▶ [Short task]
Copy out all of the data exactly as it appears.

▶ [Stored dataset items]
******

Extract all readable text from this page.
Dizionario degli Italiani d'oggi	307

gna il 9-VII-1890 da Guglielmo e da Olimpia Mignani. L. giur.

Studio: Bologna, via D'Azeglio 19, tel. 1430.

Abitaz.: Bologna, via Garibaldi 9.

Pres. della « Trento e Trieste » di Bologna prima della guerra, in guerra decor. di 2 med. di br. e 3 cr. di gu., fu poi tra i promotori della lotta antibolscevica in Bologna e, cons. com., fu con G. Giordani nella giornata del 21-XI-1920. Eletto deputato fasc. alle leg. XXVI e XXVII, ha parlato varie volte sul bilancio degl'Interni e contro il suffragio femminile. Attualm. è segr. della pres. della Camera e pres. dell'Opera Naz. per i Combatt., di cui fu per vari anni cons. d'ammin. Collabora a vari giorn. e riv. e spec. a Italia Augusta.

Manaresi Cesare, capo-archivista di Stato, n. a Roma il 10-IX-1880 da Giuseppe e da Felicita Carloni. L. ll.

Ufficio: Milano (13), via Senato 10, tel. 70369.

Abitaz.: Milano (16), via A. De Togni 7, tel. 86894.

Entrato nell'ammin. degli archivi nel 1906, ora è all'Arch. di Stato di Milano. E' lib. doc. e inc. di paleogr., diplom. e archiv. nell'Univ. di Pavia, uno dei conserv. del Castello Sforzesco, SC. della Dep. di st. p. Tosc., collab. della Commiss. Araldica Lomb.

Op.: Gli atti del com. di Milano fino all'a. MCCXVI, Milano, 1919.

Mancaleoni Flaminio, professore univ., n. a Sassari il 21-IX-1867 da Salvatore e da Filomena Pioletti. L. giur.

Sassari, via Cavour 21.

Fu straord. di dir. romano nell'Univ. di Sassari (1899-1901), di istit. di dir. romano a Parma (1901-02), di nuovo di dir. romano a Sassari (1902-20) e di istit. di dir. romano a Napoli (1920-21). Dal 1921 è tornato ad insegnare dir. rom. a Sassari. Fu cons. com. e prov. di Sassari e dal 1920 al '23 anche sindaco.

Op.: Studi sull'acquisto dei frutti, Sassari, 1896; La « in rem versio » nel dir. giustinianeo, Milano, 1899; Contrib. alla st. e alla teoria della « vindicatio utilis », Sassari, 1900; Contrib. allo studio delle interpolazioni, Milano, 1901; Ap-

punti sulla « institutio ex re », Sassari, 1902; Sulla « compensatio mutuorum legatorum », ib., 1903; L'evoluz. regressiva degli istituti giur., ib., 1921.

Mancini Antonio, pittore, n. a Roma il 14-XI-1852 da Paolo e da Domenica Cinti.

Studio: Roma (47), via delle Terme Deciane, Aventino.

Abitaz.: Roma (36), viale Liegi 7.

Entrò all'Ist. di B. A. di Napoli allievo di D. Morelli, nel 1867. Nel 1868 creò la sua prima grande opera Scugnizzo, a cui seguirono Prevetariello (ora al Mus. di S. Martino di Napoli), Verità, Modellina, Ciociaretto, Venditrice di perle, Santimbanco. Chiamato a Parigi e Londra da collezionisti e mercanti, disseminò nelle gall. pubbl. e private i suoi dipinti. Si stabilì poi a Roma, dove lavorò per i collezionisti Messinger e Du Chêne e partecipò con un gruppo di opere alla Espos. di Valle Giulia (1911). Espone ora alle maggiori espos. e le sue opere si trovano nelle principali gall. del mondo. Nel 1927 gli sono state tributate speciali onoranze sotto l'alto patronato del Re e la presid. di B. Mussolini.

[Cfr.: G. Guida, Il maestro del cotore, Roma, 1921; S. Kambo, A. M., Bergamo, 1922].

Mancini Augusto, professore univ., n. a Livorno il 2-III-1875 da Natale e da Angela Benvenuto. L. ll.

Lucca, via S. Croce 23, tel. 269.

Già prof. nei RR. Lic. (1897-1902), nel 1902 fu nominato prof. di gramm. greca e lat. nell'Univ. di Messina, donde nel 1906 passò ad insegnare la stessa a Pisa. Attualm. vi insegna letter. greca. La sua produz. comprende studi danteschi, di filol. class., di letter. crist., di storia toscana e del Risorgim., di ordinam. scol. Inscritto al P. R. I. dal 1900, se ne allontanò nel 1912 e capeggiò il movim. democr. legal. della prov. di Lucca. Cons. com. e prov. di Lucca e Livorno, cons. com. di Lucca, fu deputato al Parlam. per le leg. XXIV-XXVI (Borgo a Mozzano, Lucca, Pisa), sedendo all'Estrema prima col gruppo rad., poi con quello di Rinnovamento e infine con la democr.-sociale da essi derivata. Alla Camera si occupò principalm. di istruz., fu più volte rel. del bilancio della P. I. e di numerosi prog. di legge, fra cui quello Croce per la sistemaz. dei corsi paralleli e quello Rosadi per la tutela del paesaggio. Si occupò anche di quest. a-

******

▶ [Reply]
Extract all readable text from this page.
Dizionario degli Italiani d'oggi	307

gna il 9-VII-1890 da Guglielmo e da Olimpia Mignani. L. giur.

Studio: Bologna, via D'Azeglio 19, tel. 1430.

Abitaz.: Bologna, via Garibaldi 9.

Pres. della « Trento e Trieste » di Bologna prima della guerra, in guerra decor. di 2 med. di br. e 3 cr. di gu., fu poi tra i promotori della lotta antibolscevica in Bologna e, cons. com., fu con G. Giordani nella giornata del 21-XI-1920. Eletto deputato fasc. alle leg. XXVI e XXVII, ha parlato varie volte sul bilancio degl'Interni e contro il suffragio femminile. Attualm. è segr. della pres. della Camera e pres. dell'Opera Naz. per i Combatt., di cui fu per vari anni cons. d'ammin. Collabora a vari giorn. e riv. e spec. a Italia Augusta.

Manaresi Cesare, capo-archivista di Stato, n. a Roma il 10-IX-1880 da Giuseppe e da Felicita Carloni. L. ll.

Ufficio: Milano (13), via Senato 10, tel. 70369.

Abitaz.: Milano (16), via A. De Togni 7, tel. 86894.

Entrato nell'ammin. degli archivi nel 1906, ora è all'Arch. di Stato di Milano. E' lib. doc. e inc. di paleogr., diplom. e archiv. nell'Univ. di Pavia, uno dei conserv. del Castello Sforzesco, SC. della Dep. di st. p. Tosc., collab. della Commiss. Araldica Lomb.

Op.: Gli atti del com. di Milano fino all'a. MCCXVI, Milano, 1919.

Mancaleoni Flaminio, professore univ., n. a Sassari il 21-IX-1867 da Salvatore e da Filomena Pioletti. L. giur.

Sassari, via Cavour 21.

Fu straord. di dir. romano nell'Univ. di Sassari (1899-1901), di istit. di dir. romano a Parma (1901-02), di nuovo di dir. romano a Sassari (1902-20) e di istit. di dir. romano a Napoli (1920-21). Dal 1921 è tornato ad insegnare dir. rom. a Sassari. Fu cons. com. e prov. di Sassari e dal 1920 al '23 anche sindaco.

Op.: Studi sull'acquisto dei frutti, Sassari, 1896; La « in rem versio » nel dir. giustinianeo, Milano, 1899; Contrib. alla st. e alla teoria della « vindicatio utilis », Sassari, 1900; Contrib. allo studio delle interpolazioni, Milano, 1901; Ap-

punti sulla « institutio ex re », Sassari, 1902; Sulla « compensatio mutuorum legatorum », ib., 1903; L'evoluz. regressiva degli istituti giur., ib., 1921.

Mancini Antonio, pittore, n. a Roma il 14-XI-1852 da Paolo e da Domenica Cinti.

Studio: Roma (47), via delle Terme Deciane, Aventino.

Abitaz.: Roma (36), viale Liegi 7.

Entrò all'Ist. di B. A. di Napoli allievo di D. Morelli, nel 1867. Nel 1868 creò la sua prima grande opera Scugnizzo, a cui seguirono Prevetariello (ora al Mus. di S. Martino di Napoli), Verità, Modellina, Ciociaretto, Venditrice di perle, Santimbanco. Chiamato a Parigi e Londra da collezionisti e mercanti, disseminò nelle gall. pubbl. e private i suoi dipinti. Si stabilì poi a Roma, dove lavorò per i collezionisti Messinger e Du Chêne e partecipò con un gruppo di opere alla Espos. di Valle Giulia (1911). Espone ora alle maggiori espos. e le sue opere si trovano nelle principali gall. del mondo. Nel 1927 gli sono state tributate speciali onoranze sotto l'alto patronato del Re e la presid. di B. Mussolini.

[Cfr.: G. Guida, Il maestro del cotore, Roma, 1921; S. Kambo, A. M., Bergamo, 1922].

Mancini Augusto, professore univ., n. a Livorno il 2-III-1875 da Natale e da Angela Benvenuto. L. ll.

Lucca, via S. Croce 23, tel. 269.

Già prof. nei RR. Lic. (1897-1902), nel 1902 fu nominato prof. di gramm. greca e lat. nell'Univ. di Messina, donde nel 1906 passò ad insegnare la stessa a Pisa. Attualm. vi insegna letter. greca. La sua produz. comprende studi danteschi, di filol. class., di letter. crist., di storia toscana e del Risorgim., di ordinam. scol. Inscritto al P. R. I. dal 1900, se ne allontanò nel 1912 e capeggiò il movim. democr. legal. della prov. di Lucca. Cons. com. e prov. di Lucca e Livorno, cons. com. di Lucca, fu deputato al Parlam. per le leg. XXIV-XXVI (Borgo a Mozzano, Lucca, Pisa), sedendo all'Estrema prima col gruppo rad., poi con quello di Rinnovamento e infine con la democr.-sociale da essi derivata. Alla Camera si occupò principalm. di istruz., fu più volte rel. del bilancio della P. I. e di numerosi prog. di legge, fra cui quello Croce per la sistemaz. dei corsi paralleli e quello Rosadi per la tutela del paesaggio. Si occupò anche di quest. a-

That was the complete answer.